• _Collection entries_:

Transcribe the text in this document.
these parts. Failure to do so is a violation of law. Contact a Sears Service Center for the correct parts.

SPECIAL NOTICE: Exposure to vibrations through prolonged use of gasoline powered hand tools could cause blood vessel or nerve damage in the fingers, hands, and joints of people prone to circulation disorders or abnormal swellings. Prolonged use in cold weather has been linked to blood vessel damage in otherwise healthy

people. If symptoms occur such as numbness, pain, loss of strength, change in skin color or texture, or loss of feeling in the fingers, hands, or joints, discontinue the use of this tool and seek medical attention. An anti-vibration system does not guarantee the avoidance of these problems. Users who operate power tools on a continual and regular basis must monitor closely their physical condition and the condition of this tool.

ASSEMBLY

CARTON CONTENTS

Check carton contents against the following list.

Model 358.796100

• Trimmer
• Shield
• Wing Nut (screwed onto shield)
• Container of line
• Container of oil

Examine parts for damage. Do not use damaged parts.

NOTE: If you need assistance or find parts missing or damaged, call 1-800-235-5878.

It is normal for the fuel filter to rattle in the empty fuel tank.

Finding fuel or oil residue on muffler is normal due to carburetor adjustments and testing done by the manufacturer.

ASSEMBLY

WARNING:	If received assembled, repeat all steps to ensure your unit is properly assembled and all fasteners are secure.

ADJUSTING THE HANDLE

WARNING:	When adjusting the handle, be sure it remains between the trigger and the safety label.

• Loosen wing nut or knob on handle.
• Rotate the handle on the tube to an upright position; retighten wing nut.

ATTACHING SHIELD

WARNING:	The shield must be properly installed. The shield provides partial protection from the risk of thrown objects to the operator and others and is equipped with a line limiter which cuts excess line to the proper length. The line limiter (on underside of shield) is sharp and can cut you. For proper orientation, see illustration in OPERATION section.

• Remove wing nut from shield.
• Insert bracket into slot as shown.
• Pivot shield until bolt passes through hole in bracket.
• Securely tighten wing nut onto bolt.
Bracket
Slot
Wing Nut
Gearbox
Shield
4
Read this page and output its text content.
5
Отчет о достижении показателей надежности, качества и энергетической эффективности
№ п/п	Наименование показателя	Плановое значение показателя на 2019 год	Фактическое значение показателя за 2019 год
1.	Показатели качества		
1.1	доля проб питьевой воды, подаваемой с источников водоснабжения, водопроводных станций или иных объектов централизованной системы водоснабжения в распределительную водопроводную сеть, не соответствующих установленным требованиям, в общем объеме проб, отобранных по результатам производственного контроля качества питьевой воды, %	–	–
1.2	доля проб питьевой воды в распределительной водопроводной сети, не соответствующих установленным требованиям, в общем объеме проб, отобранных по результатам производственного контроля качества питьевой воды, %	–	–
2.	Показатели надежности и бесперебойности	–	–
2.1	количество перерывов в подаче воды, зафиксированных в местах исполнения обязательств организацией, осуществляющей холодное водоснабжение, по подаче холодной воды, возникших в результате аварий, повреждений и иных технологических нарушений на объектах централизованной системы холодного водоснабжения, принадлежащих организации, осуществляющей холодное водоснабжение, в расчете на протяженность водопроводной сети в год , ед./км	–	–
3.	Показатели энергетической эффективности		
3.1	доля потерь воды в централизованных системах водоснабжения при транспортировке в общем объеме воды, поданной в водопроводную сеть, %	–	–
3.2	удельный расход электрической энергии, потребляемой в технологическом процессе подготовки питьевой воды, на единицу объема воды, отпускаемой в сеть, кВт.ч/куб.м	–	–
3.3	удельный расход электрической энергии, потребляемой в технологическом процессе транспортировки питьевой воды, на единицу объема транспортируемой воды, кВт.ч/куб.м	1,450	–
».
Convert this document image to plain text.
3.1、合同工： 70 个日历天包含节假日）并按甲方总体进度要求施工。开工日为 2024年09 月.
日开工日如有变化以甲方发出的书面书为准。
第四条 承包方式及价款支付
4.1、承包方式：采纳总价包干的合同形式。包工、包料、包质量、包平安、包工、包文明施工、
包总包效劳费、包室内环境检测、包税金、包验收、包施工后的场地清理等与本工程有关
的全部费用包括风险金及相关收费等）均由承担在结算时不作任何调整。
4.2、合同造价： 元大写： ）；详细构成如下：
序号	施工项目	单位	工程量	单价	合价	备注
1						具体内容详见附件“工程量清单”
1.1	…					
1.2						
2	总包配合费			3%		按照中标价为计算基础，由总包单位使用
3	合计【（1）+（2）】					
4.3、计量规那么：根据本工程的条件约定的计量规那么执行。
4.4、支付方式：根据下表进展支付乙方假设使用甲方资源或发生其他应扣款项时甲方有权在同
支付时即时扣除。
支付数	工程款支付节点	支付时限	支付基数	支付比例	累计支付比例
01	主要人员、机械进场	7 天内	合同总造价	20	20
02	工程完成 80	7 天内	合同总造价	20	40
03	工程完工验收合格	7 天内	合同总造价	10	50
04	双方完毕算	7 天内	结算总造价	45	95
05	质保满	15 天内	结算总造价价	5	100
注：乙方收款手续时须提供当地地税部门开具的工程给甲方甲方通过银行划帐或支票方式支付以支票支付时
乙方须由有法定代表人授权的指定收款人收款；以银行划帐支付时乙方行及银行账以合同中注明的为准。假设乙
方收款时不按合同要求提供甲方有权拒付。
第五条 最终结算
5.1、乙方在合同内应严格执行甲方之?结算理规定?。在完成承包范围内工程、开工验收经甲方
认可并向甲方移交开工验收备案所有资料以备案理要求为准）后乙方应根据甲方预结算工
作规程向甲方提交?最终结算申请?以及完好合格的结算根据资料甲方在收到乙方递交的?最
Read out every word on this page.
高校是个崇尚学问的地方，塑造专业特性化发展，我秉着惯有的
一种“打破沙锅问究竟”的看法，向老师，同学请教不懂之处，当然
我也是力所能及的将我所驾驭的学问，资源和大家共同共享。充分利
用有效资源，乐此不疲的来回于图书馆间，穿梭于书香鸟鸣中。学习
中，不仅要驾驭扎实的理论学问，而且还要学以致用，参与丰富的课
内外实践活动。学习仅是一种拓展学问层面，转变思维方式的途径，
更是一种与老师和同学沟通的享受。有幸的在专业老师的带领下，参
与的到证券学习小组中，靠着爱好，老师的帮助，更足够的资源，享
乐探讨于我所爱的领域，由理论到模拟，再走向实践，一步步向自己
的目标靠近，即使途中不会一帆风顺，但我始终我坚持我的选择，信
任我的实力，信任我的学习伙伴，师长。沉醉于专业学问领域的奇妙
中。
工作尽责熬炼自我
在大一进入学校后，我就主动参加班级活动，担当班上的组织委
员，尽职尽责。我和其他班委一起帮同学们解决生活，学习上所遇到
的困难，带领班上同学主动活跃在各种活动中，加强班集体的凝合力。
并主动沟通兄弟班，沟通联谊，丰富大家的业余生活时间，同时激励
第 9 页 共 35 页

• _What the task asks_: Look through the records and gather each line with the word "электрической".

• _Task output_:
3.2	удельный расход электрической энергии, потребляемой в технологическом процессе подготовки питьевой воды, на единицу объема воды, отпускаемой в сеть, кВт.ч/куб.м	–	–
3.3	удельный расход электрической энергии, потребляемой в технологическом процессе транспортировки питьевой воды, на единицу объема транспортируемой воды, кВт.ч/куб.м	1,450	–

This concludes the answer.